-- begin EXTRACTED DATA --

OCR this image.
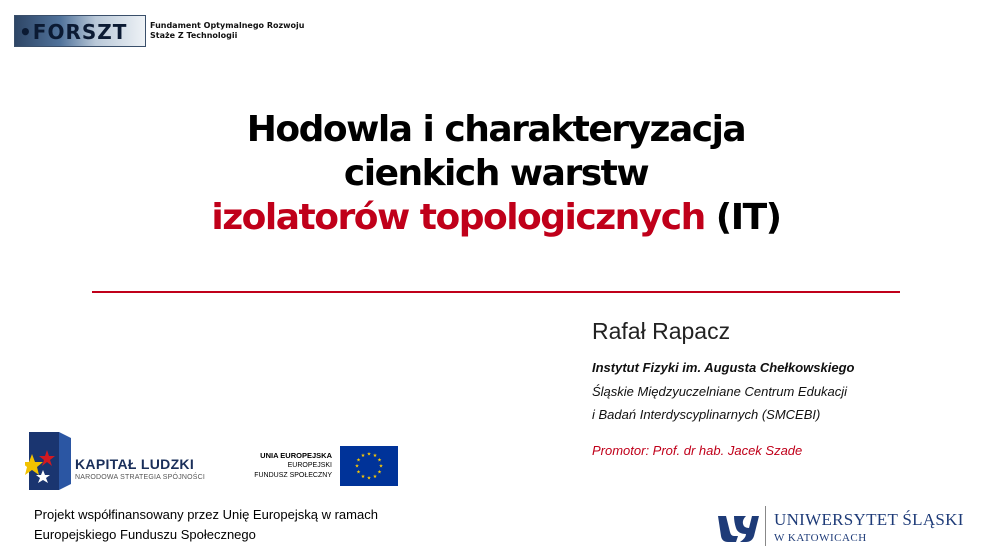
•FORSZT	Fundament Optymalnego Rozwoju
Staże Z Technologii
Hodowla i charakteryzacja
cienkich warstw
izolatorów topologicznych (IT)
Rafał Rapacz
Instytut Fizyki im. Augusta Chełkowskiego
Śląskie Międzyuczelniane Centrum Edukacji
i Badań Interdyscyplinarnych (SMCEBI)
Promotor: Prof. dr hab. Jacek Szade
KAPITAŁ LUDZKI
NARODOWA STRATEGIA SPÓJNOŚCI
UNIA EUROPEJSKA
EUROPEJSKI
FUNDUSZ SPOŁECZNY
★ ★
★
★
★
★
★
★
★
★
★
★
Projekt współfinansowany przez Unię Europejską w ramach
Europejskiego Funduszu Społecznego
UNIWERSYTET ŚLĄSKI
W KATOWICACH
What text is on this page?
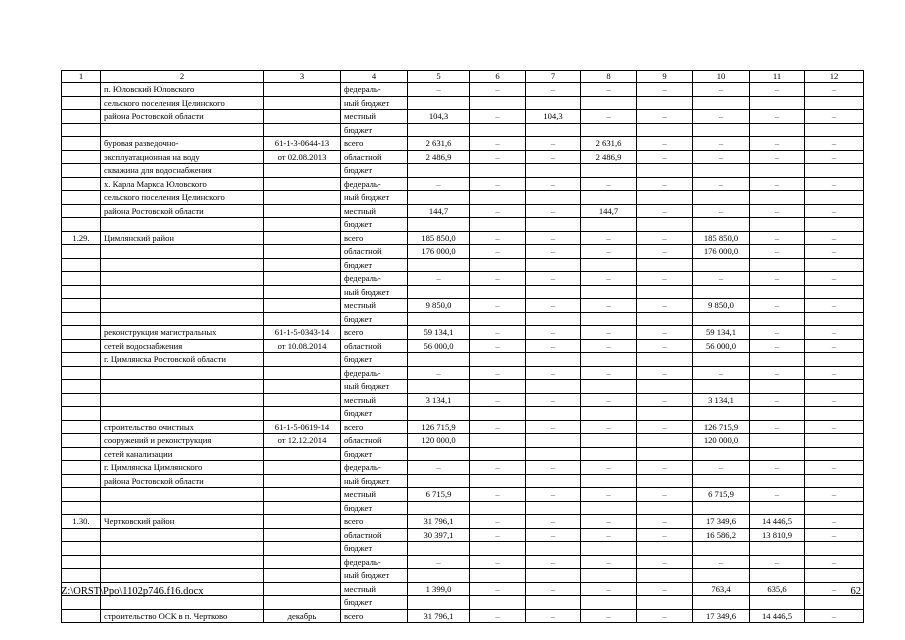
1	2	3	4	5	6	7	8	9	10	11	12
	п. Юловский Юловского		федераль-	–	–	–	–	–	–	–	–
	сельского поселения Целинского		ный бюджет								
	района Ростовской области		местный	104,3	–	104,3	–	–	–	–	–
			бюджет								
	буровая разведочно-	61-1-3-0644-13	всего	2 631,6	–	–	2 631,6	–	–	–	–
	эксплуатационная на воду	от 02.08.2013	областной	2 486,9	–	–	2 486,9	–	–	–	–
	скважина для водоснабжения		бюджет								
	х. Карла Маркса Юловского		федераль-	–	–	–	–	–	–	–	–
	сельского поселения Целинского		ный бюджет								
	района Ростовской области		местный	144,7	–	–	144,7	–	–	–	–
			бюджет								
1.29.	Цимлянский район		всего	185 850,0	–	–	–	–	185 850,0	–	–
			областной	176 000,0	–	–	–	–	176 000,0	–	–
			бюджет								
			федераль-	–	–	–	–	–	–	–	–
			ный бюджет								
			местный	9 850,0	–	–	–	–	9 850,0	–	–
			бюджет								
	реконструкция магистральных	61-1-5-0343-14	всего	59 134,1	–	–	–	–	59 134,1	–	–
	сетей водоснабжения	от 10.08.2014	областной	56 000,0	–	–	–	–	56 000,0	–	–
	г. Цимлянска Ростовской области		бюджет								
			федераль-	–	–	–	–	–	–	–	–
			ный бюджет								
			местный	3 134,1	–	–	–	–	3 134,1	–	–
			бюджет								
	строительство очистных	61-1-5-0619-14	всего	126 715,9	–	–	–	–	126 715,9	–	–
	сооружений и реконструкция	от 12.12.2014	областной	120 000,0					120 000,0		
	сетей канализации		бюджет								
	г. Цимлянска Цимлянского		федераль-	–	–	–	–	–	–	–	–
	района Ростовской области		ный бюджет								
			местный	6 715,9	–	–	–	–	6 715,9	–	–
			бюджет								
1.30.	Чертковский район		всего	31 796,1	–	–	–	–	17 349,6	14 446,5	–
			областной	30 397,1	–	–	–	–	16 586,2	13 810,9	–
			бюджет								
			федераль-	–	–	–	–	–	–	–	–
			ный бюджет								
			местный	1 399,0	–	–	–	–	763,4	635,6	–
			бюджет								
	строительство ОСК в п. Чертково	декабрь	всего	31 796,1	–	–	–	–	17 349,6	14 446,5	–
Z:\ORST\Ppo\1102p746.f16.docx	62
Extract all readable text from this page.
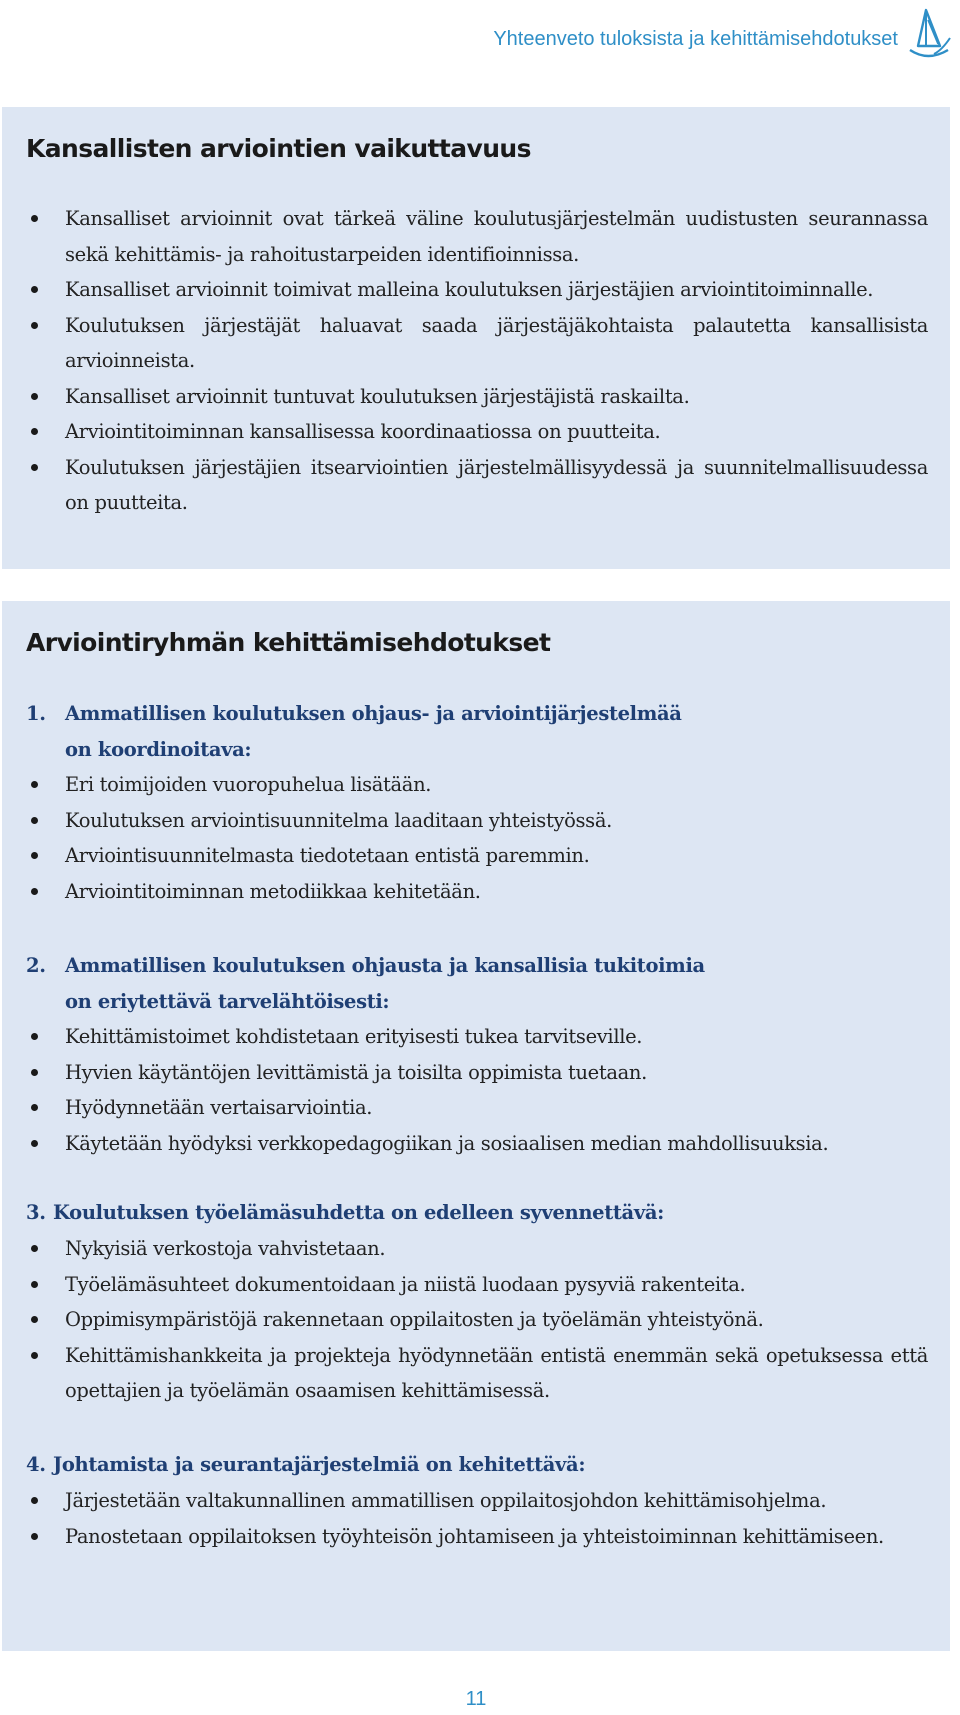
Yhteenveto tuloksista ja kehittämisehdotukset
Kansallisten arviointien vaikuttavuus
Kansalliset arvioinnit ovat tärkeä väline koulutusjärjestelmän uudistusten seurannassa sekä kehittämis- ja rahoitustarpeiden identifioinnissa.
Kansalliset arvioinnit toimivat malleina koulutuksen järjestäjien arviointitoiminnalle.
Koulutuksen järjestäjät haluavat saada järjestäjäkohtaista palautetta kansallisista arvioinneista.
Kansalliset arvioinnit tuntuvat koulutuksen järjestäjistä raskailta.
Arviointitoiminnan kansallisessa koordinaatiossa on puutteita.
Koulutuksen järjestäjien itsearviointien järjestelmällisyydessä ja suunnitelmallisuudessa on puutteita.
Arviointiryhmän kehittämisehdotukset
1. Ammatillisen koulutuksen ohjaus- ja arviointijärjestelmää
on koordinoitava:
Eri toimijoiden vuoropuhelua lisätään.
Koulutuksen arviointisuunnitelma laaditaan yhteistyössä.
Arviointisuunnitelmasta tiedotetaan entistä paremmin.
Arviointitoiminnan metodiikkaa kehitetään.
2. Ammatillisen koulutuksen ohjausta ja kansallisia tukitoimia
on eriytettävä tarvelähtöisesti:
Kehittämistoimet kohdistetaan erityisesti tukea tarvitseville.
Hyvien käytäntöjen levittämistä ja toisilta oppimista tuetaan.
Hyödynnetään vertaisarviointia.
Käytetään hyödyksi verkkopedagogiikan ja sosiaalisen median mahdollisuuksia.
3. Koulutuksen työelämäsuhdetta on edelleen syvennettävä:
Nykyisiä verkostoja vahvistetaan.
Työelämäsuhteet dokumentoidaan ja niistä luodaan pysyviä rakenteita.
Oppimisympäristöjä rakennetaan oppilaitosten ja työelämän yhteistyönä.
Kehittämishankkeita ja projekteja hyödynnetään entistä enemmän sekä opetuksessa että opettajien ja työelämän osaamisen kehittämisessä.
4. Johtamista ja seurantajärjestelmiä on kehitettävä:
Järjestetään valtakunnallinen ammatillisen oppilaitosjohdon kehittämisohjelma.
Panostetaan oppilaitoksen työyhteisön johtamiseen ja yhteistoiminnan kehittämiseen.
11
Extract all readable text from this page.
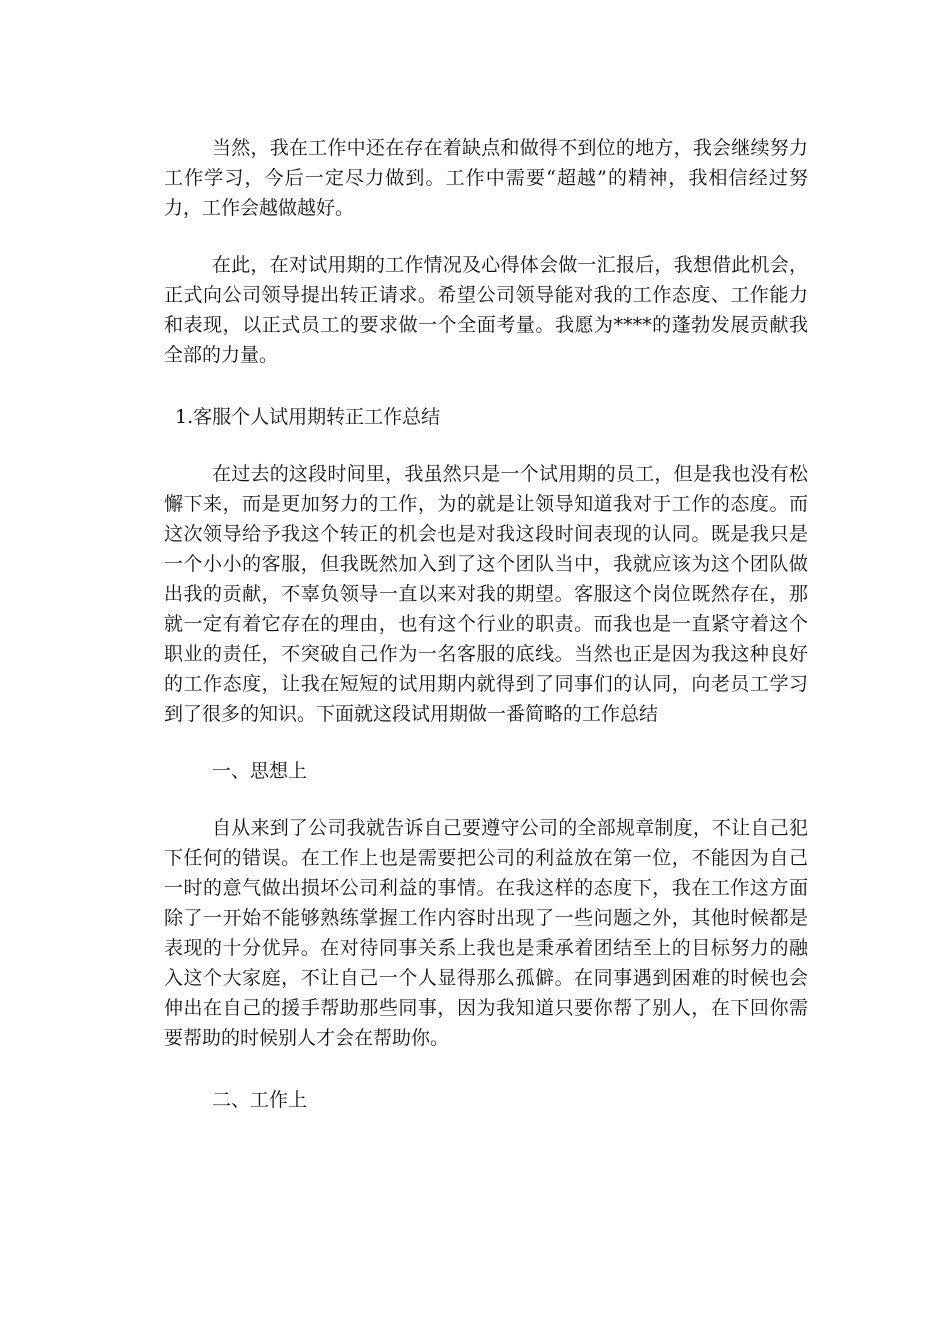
当然，我在工作中还在存在着缺点和做得不到位的地方，我会继续努力工作学习，今后一定尽力做到。工作中需要“超越”的精神，我相信经过努力，工作会越做越好。

在此，在对试用期的工作情况及心得体会做一汇报后，我想借此机会，正式向公司领导提出转正请求。希望公司领导能对我的工作态度、工作能力和表现，以正式员工的要求做一个全面考量。我愿为****的蓬勃发展贡献我全部的力量。

1.客服个人试用期转正工作总结

在过去的这段时间里，我虽然只是一个试用期的员工，但是我也没有松懈下来，而是更加努力的工作，为的就是让领导知道我对于工作的态度。而这次领导给予我这个转正的机会也是对我这段时间表现的认同。既是我只是一个小小的客服，但我既然加入到了这个团队当中，我就应该为这个团队做出我的贡献，不辜负领导一直以来对我的期望。客服这个岗位既然存在，那就一定有着它存在的理由，也有这个行业的职责。而我也是一直紧守着这个职业的责任，不突破自己作为一名客服的底线。当然也正是因为我这种良好的工作态度，让我在短短的试用期内就得到了同事们的认同，向老员工学习到了很多的知识。下面就这段试用期做一番简略的工作总结

一、思想上

自从来到了公司我就告诉自己要遵守公司的全部规章制度，不让自己犯下任何的错误。在工作上也是需要把公司的利益放在第一位，不能因为自己一时的意气做出损坏公司利益的事情。在我这样的态度下，我在工作这方面除了一开始不能够熟练掌握工作内容时出现了一些问题之外，其他时候都是表现的十分优异。在对待同事关系上我也是秉承着团结至上的目标努力的融入这个大家庭，不让自己一个人显得那么孤僻。在同事遇到困难的时候也会伸出在自己的援手帮助那些同事，因为我知道只要你帮了别人，在下回你需要帮助的时候别人才会在帮助你。

二、工作上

-- end EXTRACTED DATA --

Count every line in the preceding entries where the string "Kansalliset" appears, then state only the total.

*EXERCISE RESULT*
3